─── Data lines

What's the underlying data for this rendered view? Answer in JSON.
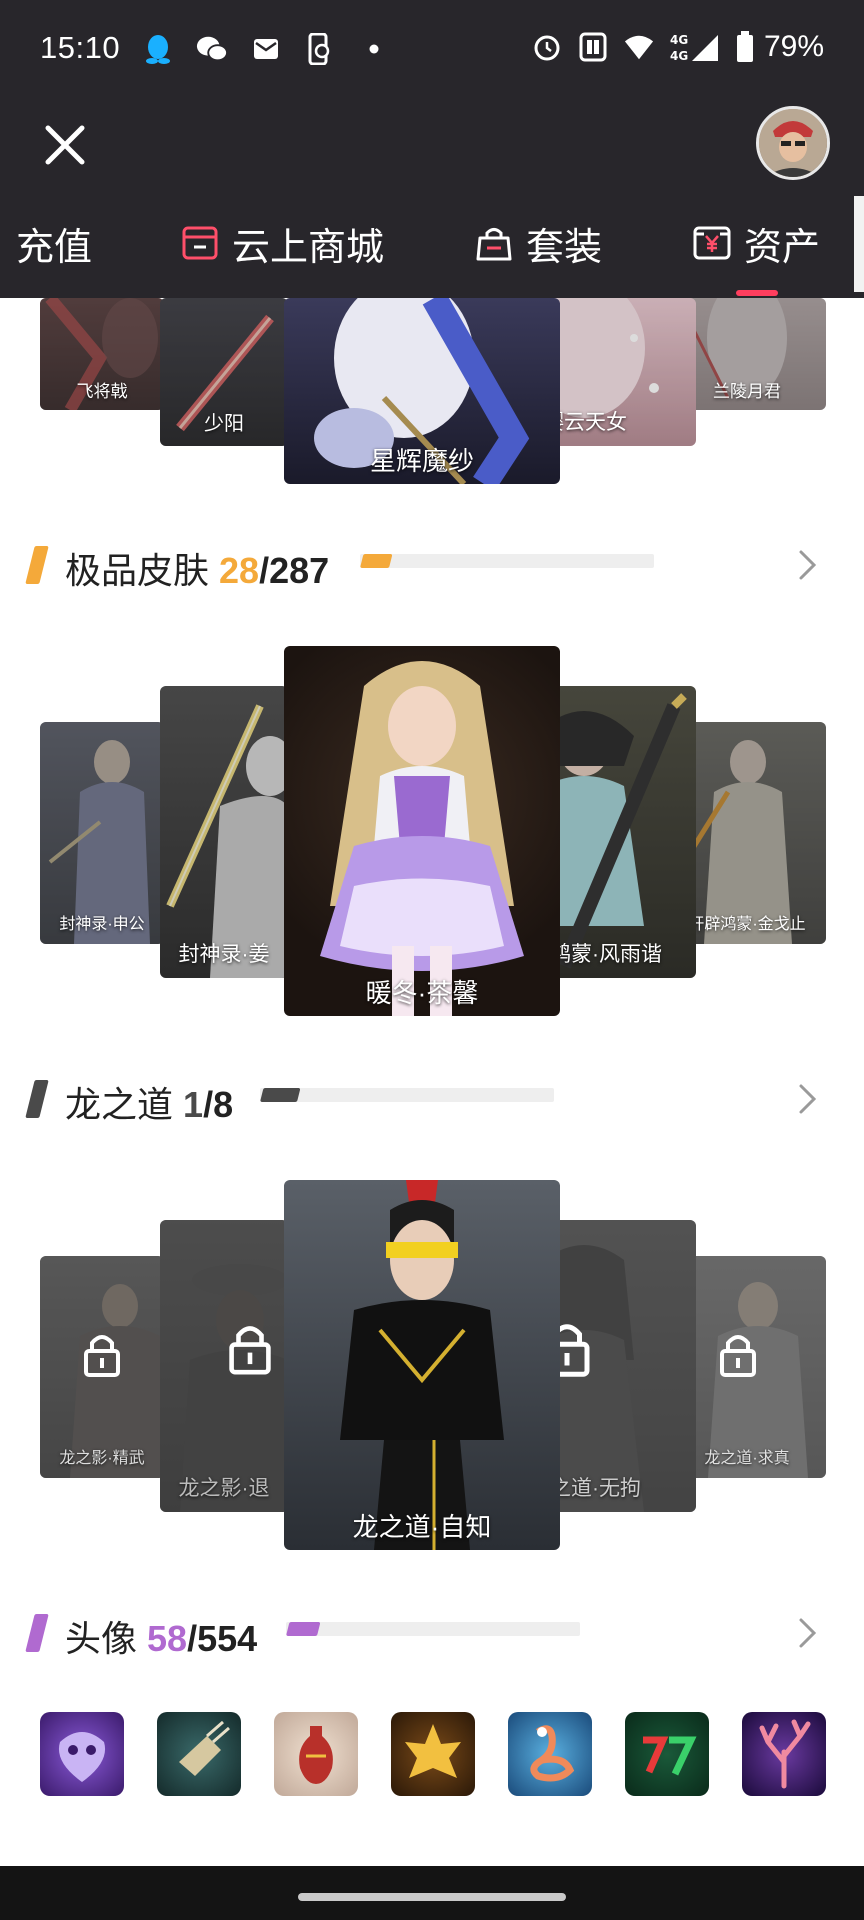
{
  "status_bar": {
    "time": "15:10",
    "notification_icons": [
      "qq-icon",
      "wechat-icon",
      "mail-icon",
      "phone-sync-icon",
      "dot-icon"
    ],
    "system_icons": [
      "alarm-icon",
      "nfc-icon",
      "wifi-icon",
      "signal-4g-icon",
      "battery-icon"
    ],
    "network_label": "4G",
    "battery": "79%"
  },
  "header": {
    "close_icon": "close-icon",
    "avatar_icon": "user-avatar"
  },
  "tabs": [
    {
      "label": "充值",
      "icon": ""
    },
    {
      "label": "云上商城",
      "icon": "store-icon"
    },
    {
      "label": "套装",
      "icon": "bag-icon"
    },
    {
      "label": "资产",
      "icon": "wallet-yen-icon",
      "active": true
    }
  ],
  "top_carousel": {
    "items": [
      {
        "name": "飞将戟"
      },
      {
        "name": "少阳"
      },
      {
        "name": "星辉魔纱"
      },
      {
        "name": "樱云天女"
      },
      {
        "name": "兰陵月君"
      }
    ]
  },
  "sections": {
    "skins": {
      "title": "极品皮肤",
      "count": "28",
      "total": "/287",
      "progress": 0.0976,
      "color": "#f4a93a",
      "items": [
        {
          "name": "封神录·申公"
        },
        {
          "name": "封神录·姜"
        },
        {
          "name": "暖冬·茶馨"
        },
        {
          "name": "开辟鸿蒙·风雨谐"
        },
        {
          "name": "开辟鸿蒙·金戈止"
        }
      ]
    },
    "dragon": {
      "title": "龙之道",
      "count": "1",
      "total": "/8",
      "progress": 0.125,
      "color": "#4a4a4a",
      "items": [
        {
          "name": "龙之影·精武",
          "locked": true
        },
        {
          "name": "龙之影·退",
          "locked": true
        },
        {
          "name": "龙之道·自知",
          "locked": false
        },
        {
          "name": "龙之道·无拘",
          "locked": true
        },
        {
          "name": "龙之道·求真",
          "locked": true
        }
      ]
    },
    "avatars": {
      "title": "头像",
      "count": "58",
      "total": "/554",
      "progress": 0.1047,
      "color": "#b06ad0",
      "items": [
        {
          "name": "purple-mask-avatar"
        },
        {
          "name": "glove-avatar"
        },
        {
          "name": "vase-avatar"
        },
        {
          "name": "golden-lotus-avatar"
        },
        {
          "name": "flamingo-avatar"
        },
        {
          "name": "number-27-avatar"
        },
        {
          "name": "coral-avatar"
        }
      ]
    }
  },
  "colors": {
    "header_bg": "#28262b",
    "accent": "#ff3e5e",
    "skins": "#f4a93a",
    "dragon": "#4a4a4a",
    "avatars": "#b06ad0"
  }
}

──────

Task directions
Reproduce the entries exactly. Do not carry over any picture.

Response below
What's the underlying data for this rendered view? Answer in JSON.
{
  "status_bar": {
    "time": "15:10",
    "notification_icons": [
      "qq-icon",
      "wechat-icon",
      "mail-icon",
      "phone-sync-icon",
      "dot-icon"
    ],
    "system_icons": [
      "alarm-icon",
      "nfc-icon",
      "wifi-icon",
      "signal-4g-icon",
      "battery-icon"
    ],
    "network_label": "4G",
    "battery": "79%"
  },
  "header": {
    "close_icon": "close-icon",
    "avatar_icon": "user-avatar"
  },
  "tabs": [
    {
      "label": "充值",
      "icon": ""
    },
    {
      "label": "云上商城",
      "icon": "store-icon"
    },
    {
      "label": "套装",
      "icon": "bag-icon"
    },
    {
      "label": "资产",
      "icon": "wallet-yen-icon",
      "active": true
    }
  ],
  "top_carousel": {
    "items": [
      {
        "name": "飞将戟"
      },
      {
        "name": "少阳"
      },
      {
        "name": "星辉魔纱"
      },
      {
        "name": "樱云天女"
      },
      {
        "name": "兰陵月君"
      }
    ]
  },
  "sections": {
    "skins": {
      "title": "极品皮肤",
      "count": "28",
      "total": "/287",
      "progress": 0.0976,
      "color": "#f4a93a",
      "items": [
        {
          "name": "封神录·申公"
        },
        {
          "name": "封神录·姜"
        },
        {
          "name": "暖冬·茶馨"
        },
        {
          "name": "开辟鸿蒙·风雨谐"
        },
        {
          "name": "开辟鸿蒙·金戈止"
        }
      ]
    },
    "dragon": {
      "title": "龙之道",
      "count": "1",
      "total": "/8",
      "progress": 0.125,
      "color": "#4a4a4a",
      "items": [
        {
          "name": "龙之影·精武",
          "locked": true
        },
        {
          "name": "龙之影·退",
          "locked": true
        },
        {
          "name": "龙之道·自知",
          "locked": false
        },
        {
          "name": "龙之道·无拘",
          "locked": true
        },
        {
          "name": "龙之道·求真",
          "locked": true
        }
      ]
    },
    "avatars": {
      "title": "头像",
      "count": "58",
      "total": "/554",
      "progress": 0.1047,
      "color": "#b06ad0",
      "items": [
        {
          "name": "purple-mask-avatar"
        },
        {
          "name": "glove-avatar"
        },
        {
          "name": "vase-avatar"
        },
        {
          "name": "golden-lotus-avatar"
        },
        {
          "name": "flamingo-avatar"
        },
        {
          "name": "number-27-avatar"
        },
        {
          "name": "coral-avatar"
        }
      ]
    }
  },
  "colors": {
    "header_bg": "#28262b",
    "accent": "#ff3e5e",
    "skins": "#f4a93a",
    "dragon": "#4a4a4a",
    "avatars": "#b06ad0"
  }
}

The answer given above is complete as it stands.